Required work: Copy each line of the layout records below without any changes.

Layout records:
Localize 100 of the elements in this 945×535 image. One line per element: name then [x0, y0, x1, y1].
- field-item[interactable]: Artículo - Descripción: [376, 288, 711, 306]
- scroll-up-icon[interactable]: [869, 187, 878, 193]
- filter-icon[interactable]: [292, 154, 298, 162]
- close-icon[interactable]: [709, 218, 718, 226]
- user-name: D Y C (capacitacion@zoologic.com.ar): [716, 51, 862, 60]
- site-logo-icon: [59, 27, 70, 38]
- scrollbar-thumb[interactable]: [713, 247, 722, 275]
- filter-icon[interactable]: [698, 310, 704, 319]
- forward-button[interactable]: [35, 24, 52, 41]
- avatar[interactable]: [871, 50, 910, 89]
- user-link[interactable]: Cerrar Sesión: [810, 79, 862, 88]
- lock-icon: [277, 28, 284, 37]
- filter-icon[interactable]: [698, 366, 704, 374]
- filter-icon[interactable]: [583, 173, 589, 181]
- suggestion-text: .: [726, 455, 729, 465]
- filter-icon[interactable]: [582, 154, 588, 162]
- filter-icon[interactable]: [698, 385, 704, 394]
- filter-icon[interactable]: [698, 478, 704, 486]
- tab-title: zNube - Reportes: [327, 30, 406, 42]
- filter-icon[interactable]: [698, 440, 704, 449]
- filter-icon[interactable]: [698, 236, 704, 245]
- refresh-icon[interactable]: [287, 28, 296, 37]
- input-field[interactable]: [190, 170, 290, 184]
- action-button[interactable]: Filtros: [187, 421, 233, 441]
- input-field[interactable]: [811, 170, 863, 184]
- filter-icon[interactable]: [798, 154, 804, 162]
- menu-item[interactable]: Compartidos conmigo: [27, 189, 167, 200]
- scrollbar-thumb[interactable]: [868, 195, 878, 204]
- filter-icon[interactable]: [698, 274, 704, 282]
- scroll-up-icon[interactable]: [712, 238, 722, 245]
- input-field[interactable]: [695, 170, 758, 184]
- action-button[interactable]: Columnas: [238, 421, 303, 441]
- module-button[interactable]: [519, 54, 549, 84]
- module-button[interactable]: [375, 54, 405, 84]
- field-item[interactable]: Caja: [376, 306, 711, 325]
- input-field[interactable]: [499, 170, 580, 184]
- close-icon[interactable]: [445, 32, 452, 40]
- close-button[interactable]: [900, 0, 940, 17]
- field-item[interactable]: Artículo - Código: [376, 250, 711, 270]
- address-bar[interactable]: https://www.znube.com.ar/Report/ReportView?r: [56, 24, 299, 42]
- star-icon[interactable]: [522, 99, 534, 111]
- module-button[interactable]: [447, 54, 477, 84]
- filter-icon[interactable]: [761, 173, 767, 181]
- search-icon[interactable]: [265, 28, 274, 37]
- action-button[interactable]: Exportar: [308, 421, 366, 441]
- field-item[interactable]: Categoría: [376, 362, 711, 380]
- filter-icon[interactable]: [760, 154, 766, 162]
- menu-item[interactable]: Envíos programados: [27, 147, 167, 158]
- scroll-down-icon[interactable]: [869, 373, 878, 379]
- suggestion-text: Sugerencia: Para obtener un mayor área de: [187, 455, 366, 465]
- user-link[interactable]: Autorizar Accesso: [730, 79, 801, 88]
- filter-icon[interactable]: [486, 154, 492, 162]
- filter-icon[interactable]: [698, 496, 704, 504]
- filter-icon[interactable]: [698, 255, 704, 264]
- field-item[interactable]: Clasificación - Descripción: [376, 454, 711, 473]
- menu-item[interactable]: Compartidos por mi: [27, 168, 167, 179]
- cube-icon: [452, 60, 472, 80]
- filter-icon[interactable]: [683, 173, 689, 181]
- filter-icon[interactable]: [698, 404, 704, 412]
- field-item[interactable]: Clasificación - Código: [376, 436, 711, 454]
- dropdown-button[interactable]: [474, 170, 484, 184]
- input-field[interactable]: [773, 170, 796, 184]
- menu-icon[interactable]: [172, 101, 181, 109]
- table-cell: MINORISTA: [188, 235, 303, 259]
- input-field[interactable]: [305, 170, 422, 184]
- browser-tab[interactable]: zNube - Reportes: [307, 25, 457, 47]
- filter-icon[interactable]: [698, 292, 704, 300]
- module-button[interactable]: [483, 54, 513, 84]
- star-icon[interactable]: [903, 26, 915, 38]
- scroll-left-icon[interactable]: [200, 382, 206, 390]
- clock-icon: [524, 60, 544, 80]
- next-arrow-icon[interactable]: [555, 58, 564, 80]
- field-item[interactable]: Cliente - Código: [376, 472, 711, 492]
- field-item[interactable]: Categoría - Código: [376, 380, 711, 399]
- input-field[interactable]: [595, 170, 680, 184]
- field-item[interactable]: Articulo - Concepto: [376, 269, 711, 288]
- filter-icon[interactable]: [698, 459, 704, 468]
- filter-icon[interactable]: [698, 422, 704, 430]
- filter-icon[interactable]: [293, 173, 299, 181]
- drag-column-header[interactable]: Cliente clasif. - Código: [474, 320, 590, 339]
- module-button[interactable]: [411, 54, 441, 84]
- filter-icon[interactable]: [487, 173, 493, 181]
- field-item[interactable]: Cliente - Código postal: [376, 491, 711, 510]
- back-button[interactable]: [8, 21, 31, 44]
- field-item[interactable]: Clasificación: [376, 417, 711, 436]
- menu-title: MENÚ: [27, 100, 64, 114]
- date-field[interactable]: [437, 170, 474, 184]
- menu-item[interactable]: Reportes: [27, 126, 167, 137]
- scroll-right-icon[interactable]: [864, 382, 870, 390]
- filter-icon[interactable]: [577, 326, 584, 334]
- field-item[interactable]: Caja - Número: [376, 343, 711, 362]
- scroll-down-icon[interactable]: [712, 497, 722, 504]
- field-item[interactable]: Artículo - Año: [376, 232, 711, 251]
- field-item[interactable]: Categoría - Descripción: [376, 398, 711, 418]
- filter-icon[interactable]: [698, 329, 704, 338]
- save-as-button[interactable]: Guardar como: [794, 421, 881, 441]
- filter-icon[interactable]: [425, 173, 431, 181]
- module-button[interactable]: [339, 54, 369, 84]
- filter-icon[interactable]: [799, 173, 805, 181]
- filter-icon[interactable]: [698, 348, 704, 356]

Full response:
Localize 100 of the elements in this 945×535 image. One line per element: name then [x0, y0, x1, y1].
- field-item[interactable]: Artículo - Descripción: [376, 288, 711, 306]
- scroll-up-icon[interactable]: [869, 187, 878, 193]
- filter-icon[interactable]: [292, 154, 298, 162]
- close-icon[interactable]: [709, 218, 718, 226]
- user-name: D Y C (capacitacion@zoologic.com.ar): [716, 51, 862, 60]
- site-logo-icon: [59, 27, 70, 38]
- scrollbar-thumb[interactable]: [713, 247, 722, 275]
- filter-icon[interactable]: [698, 310, 704, 319]
- forward-button[interactable]: [35, 24, 52, 41]
- avatar[interactable]: [871, 50, 910, 89]
- user-link[interactable]: Cerrar Sesión: [810, 79, 862, 88]
- lock-icon: [277, 28, 284, 37]
- filter-icon[interactable]: [698, 366, 704, 374]
- filter-icon[interactable]: [583, 173, 589, 181]
- suggestion-text: .: [726, 455, 729, 465]
- filter-icon[interactable]: [582, 154, 588, 162]
- filter-icon[interactable]: [698, 385, 704, 394]
- filter-icon[interactable]: [698, 478, 704, 486]
- tab-title: zNube - Reportes: [327, 30, 406, 42]
- filter-icon[interactable]: [698, 440, 704, 449]
- filter-icon[interactable]: [698, 236, 704, 245]
- refresh-icon[interactable]: [287, 28, 296, 37]
- input-field[interactable]: [190, 170, 290, 184]
- action-button[interactable]: Filtros: [187, 421, 233, 441]
- input-field[interactable]: [811, 170, 863, 184]
- filter-icon[interactable]: [798, 154, 804, 162]
- menu-item[interactable]: Compartidos conmigo: [27, 189, 167, 200]
- scrollbar-thumb[interactable]: [868, 195, 878, 204]
- filter-icon[interactable]: [698, 274, 704, 282]
- scroll-up-icon[interactable]: [712, 238, 722, 245]
- input-field[interactable]: [695, 170, 758, 184]
- action-button[interactable]: Columnas: [238, 421, 303, 441]
- module-button[interactable]: [519, 54, 549, 84]
- module-button[interactable]: [375, 54, 405, 84]
- field-item[interactable]: Caja: [376, 306, 711, 325]
- input-field[interactable]: [499, 170, 580, 184]
- close-icon[interactable]: [445, 32, 452, 40]
- close-button[interactable]: [900, 0, 940, 17]
- field-item[interactable]: Artículo - Código: [376, 250, 711, 270]
- address-bar[interactable]: https://www.znube.com.ar/Report/ReportView?r: [56, 24, 299, 42]
- star-icon[interactable]: [522, 99, 534, 111]
- module-button[interactable]: [447, 54, 477, 84]
- filter-icon[interactable]: [761, 173, 767, 181]
- search-icon[interactable]: [265, 28, 274, 37]
- action-button[interactable]: Exportar: [308, 421, 366, 441]
- field-item[interactable]: Categoría: [376, 362, 711, 380]
- filter-icon[interactable]: [760, 154, 766, 162]
- menu-item[interactable]: Envíos programados: [27, 147, 167, 158]
- scroll-down-icon[interactable]: [869, 373, 878, 379]
- suggestion-text: Sugerencia: Para obtener un mayor área de: [187, 455, 366, 465]
- user-link[interactable]: Autorizar Accesso: [730, 79, 801, 88]
- filter-icon[interactable]: [486, 154, 492, 162]
- filter-icon[interactable]: [698, 496, 704, 504]
- filter-icon[interactable]: [698, 255, 704, 264]
- field-item[interactable]: Clasificación - Descripción: [376, 454, 711, 473]
- menu-item[interactable]: Compartidos por mi: [27, 168, 167, 179]
- cube-icon: [452, 60, 472, 80]
- filter-icon[interactable]: [683, 173, 689, 181]
- filter-icon[interactable]: [698, 404, 704, 412]
- field-item[interactable]: Clasificación - Código: [376, 436, 711, 454]
- dropdown-button[interactable]: [474, 170, 484, 184]
- input-field[interactable]: [773, 170, 796, 184]
- menu-icon[interactable]: [172, 101, 181, 109]
- table-cell: MINORISTA: [188, 235, 303, 259]
- input-field[interactable]: [305, 170, 422, 184]
- browser-tab[interactable]: zNube - Reportes: [307, 25, 457, 47]
- filter-icon[interactable]: [698, 292, 704, 300]
- module-button[interactable]: [483, 54, 513, 84]
- star-icon[interactable]: [903, 26, 915, 38]
- scroll-left-icon[interactable]: [200, 382, 206, 390]
- clock-icon: [524, 60, 544, 80]
- next-arrow-icon[interactable]: [555, 58, 564, 80]
- field-item[interactable]: Cliente - Código: [376, 472, 711, 492]
- field-item[interactable]: Categoría - Código: [376, 380, 711, 399]
- input-field[interactable]: [595, 170, 680, 184]
- field-item[interactable]: Articulo - Concepto: [376, 269, 711, 288]
- filter-icon[interactable]: [698, 459, 704, 468]
- filter-icon[interactable]: [698, 422, 704, 430]
- filter-icon[interactable]: [293, 173, 299, 181]
- drag-column-header[interactable]: Cliente clasif. - Código: [474, 320, 590, 339]
- module-button[interactable]: [411, 54, 441, 84]
- filter-icon[interactable]: [487, 173, 493, 181]
- field-item[interactable]: Cliente - Código postal: [376, 491, 711, 510]
- back-button[interactable]: [8, 21, 31, 44]
- field-item[interactable]: Clasificación: [376, 417, 711, 436]
- menu-title: MENÚ: [27, 100, 64, 114]
- date-field[interactable]: [437, 170, 474, 184]
- menu-item[interactable]: Reportes: [27, 126, 167, 137]
- scroll-right-icon[interactable]: [864, 382, 870, 390]
- filter-icon[interactable]: [577, 326, 584, 334]
- field-item[interactable]: Caja - Número: [376, 343, 711, 362]
- scroll-down-icon[interactable]: [712, 497, 722, 504]
- field-item[interactable]: Artículo - Año: [376, 232, 711, 251]
- field-item[interactable]: Categoría - Descripción: [376, 398, 711, 418]
- filter-icon[interactable]: [698, 329, 704, 338]
- save-as-button[interactable]: Guardar como: [794, 421, 881, 441]
- filter-icon[interactable]: [425, 173, 431, 181]
- module-button[interactable]: [339, 54, 369, 84]
- filter-icon[interactable]: [799, 173, 805, 181]
- filter-icon[interactable]: [698, 348, 704, 356]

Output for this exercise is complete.